▶
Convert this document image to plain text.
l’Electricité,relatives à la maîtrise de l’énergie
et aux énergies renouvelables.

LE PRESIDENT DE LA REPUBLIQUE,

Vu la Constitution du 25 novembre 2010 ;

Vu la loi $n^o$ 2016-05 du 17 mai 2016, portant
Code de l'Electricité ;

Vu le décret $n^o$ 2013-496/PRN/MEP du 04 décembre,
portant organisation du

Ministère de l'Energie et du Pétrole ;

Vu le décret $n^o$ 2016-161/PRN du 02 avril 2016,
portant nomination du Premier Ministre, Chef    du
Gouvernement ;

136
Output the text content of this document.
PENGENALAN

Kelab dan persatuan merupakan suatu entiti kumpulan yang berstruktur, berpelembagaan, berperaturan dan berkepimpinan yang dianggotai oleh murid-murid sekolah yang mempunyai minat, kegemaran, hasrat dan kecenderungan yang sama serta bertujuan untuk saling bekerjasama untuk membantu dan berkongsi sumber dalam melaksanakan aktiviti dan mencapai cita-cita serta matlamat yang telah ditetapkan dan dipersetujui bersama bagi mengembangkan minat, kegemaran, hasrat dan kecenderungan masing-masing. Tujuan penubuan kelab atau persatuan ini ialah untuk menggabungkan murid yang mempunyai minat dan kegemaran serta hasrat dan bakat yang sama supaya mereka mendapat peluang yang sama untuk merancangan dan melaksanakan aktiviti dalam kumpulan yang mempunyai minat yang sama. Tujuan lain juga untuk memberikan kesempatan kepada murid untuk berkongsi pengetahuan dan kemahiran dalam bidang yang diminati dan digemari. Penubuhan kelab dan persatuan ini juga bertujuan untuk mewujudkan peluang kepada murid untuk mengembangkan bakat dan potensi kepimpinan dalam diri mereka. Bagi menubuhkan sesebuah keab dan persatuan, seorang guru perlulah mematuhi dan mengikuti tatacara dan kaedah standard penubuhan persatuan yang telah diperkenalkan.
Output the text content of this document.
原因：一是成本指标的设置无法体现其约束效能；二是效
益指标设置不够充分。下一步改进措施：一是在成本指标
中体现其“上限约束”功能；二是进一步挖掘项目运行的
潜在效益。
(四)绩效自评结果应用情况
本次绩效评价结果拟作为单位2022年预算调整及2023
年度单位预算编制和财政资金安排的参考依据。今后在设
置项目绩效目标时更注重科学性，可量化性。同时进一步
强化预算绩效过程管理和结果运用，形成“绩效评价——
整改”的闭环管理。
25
◀
STATED TASK:
Reproduce all of the material above word for word.

WRITTEN ANSWER:
Convert this document image to plain text.
l’Electricité,relatives à la maîtrise de l’énergie
et aux énergies renouvelables.

LE PRESIDENT DE LA REPUBLIQUE,

Vu la Constitution du 25 novembre 2010 ;

Vu la loi $n^o$ 2016-05 du 17 mai 2016, portant
Code de l'Electricité ;

Vu le décret $n^o$ 2013-496/PRN/MEP du 04 décembre,
portant organisation du

Ministère de l'Energie et du Pétrole ;

Vu le décret $n^o$ 2016-161/PRN du 02 avril 2016,
portant nomination du Premier Ministre, Chef    du
Gouvernement ;

136
Output the text content of this document.
PENGENALAN

Kelab dan persatuan merupakan suatu entiti kumpulan yang berstruktur, berpelembagaan, berperaturan dan berkepimpinan yang dianggotai oleh murid-murid sekolah yang mempunyai minat, kegemaran, hasrat dan kecenderungan yang sama serta bertujuan untuk saling bekerjasama untuk membantu dan berkongsi sumber dalam melaksanakan aktiviti dan mencapai cita-cita serta matlamat yang telah ditetapkan dan dipersetujui bersama bagi mengembangkan minat, kegemaran, hasrat dan kecenderungan masing-masing. Tujuan penubuan kelab atau persatuan ini ialah untuk menggabungkan murid yang mempunyai minat dan kegemaran serta hasrat dan bakat yang sama supaya mereka mendapat peluang yang sama untuk merancangan dan melaksanakan aktiviti dalam kumpulan yang mempunyai minat yang sama. Tujuan lain juga untuk memberikan kesempatan kepada murid untuk berkongsi pengetahuan dan kemahiran dalam bidang yang diminati dan digemari. Penubuhan kelab dan persatuan ini juga bertujuan untuk mewujudkan peluang kepada murid untuk mengembangkan bakat dan potensi kepimpinan dalam diri mereka. Bagi menubuhkan sesebuah keab dan persatuan, seorang guru perlulah mematuhi dan mengikuti tatacara dan kaedah standard penubuhan persatuan yang telah diperkenalkan.
Output the text content of this document.
原因：一是成本指标的设置无法体现其约束效能；二是效
益指标设置不够充分。下一步改进措施：一是在成本指标
中体现其“上限约束”功能；二是进一步挖掘项目运行的
潜在效益。
(四)绩效自评结果应用情况
本次绩效评价结果拟作为单位2022年预算调整及2023
年度单位预算编制和财政资金安排的参考依据。今后在设
置项目绩效目标时更注重科学性，可量化性。同时进一步
强化预算绩效过程管理和结果运用，形成“绩效评价——
整改”的闭环管理。
25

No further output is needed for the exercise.